Stored data entries:
========================

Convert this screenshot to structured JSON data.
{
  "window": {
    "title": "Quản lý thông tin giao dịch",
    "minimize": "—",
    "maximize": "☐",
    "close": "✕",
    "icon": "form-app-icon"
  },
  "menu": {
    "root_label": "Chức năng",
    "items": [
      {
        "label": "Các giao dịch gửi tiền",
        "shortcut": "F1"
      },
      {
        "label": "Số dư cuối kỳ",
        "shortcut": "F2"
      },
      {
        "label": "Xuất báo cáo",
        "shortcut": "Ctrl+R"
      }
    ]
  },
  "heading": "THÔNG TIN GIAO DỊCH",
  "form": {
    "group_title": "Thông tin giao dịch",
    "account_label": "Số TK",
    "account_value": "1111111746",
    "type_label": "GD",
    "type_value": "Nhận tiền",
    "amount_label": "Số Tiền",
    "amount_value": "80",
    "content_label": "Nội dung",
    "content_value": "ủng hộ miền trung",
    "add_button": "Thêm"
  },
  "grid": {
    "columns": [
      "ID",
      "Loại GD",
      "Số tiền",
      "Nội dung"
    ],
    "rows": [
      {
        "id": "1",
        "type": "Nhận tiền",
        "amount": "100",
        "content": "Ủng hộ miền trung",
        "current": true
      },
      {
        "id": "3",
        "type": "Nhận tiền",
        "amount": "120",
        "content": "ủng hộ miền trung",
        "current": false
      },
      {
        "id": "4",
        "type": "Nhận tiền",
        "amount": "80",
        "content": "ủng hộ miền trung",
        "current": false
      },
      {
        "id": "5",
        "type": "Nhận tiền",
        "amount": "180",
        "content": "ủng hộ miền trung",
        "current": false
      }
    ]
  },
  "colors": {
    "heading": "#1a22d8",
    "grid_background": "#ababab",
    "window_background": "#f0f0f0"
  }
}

========================

EXERCISE: Gather each line holding the string "shortcut".

OUTPUT BELOW:
        "shortcut": "F1"
        "shortcut": "F2"
        "shortcut": "Ctrl+R"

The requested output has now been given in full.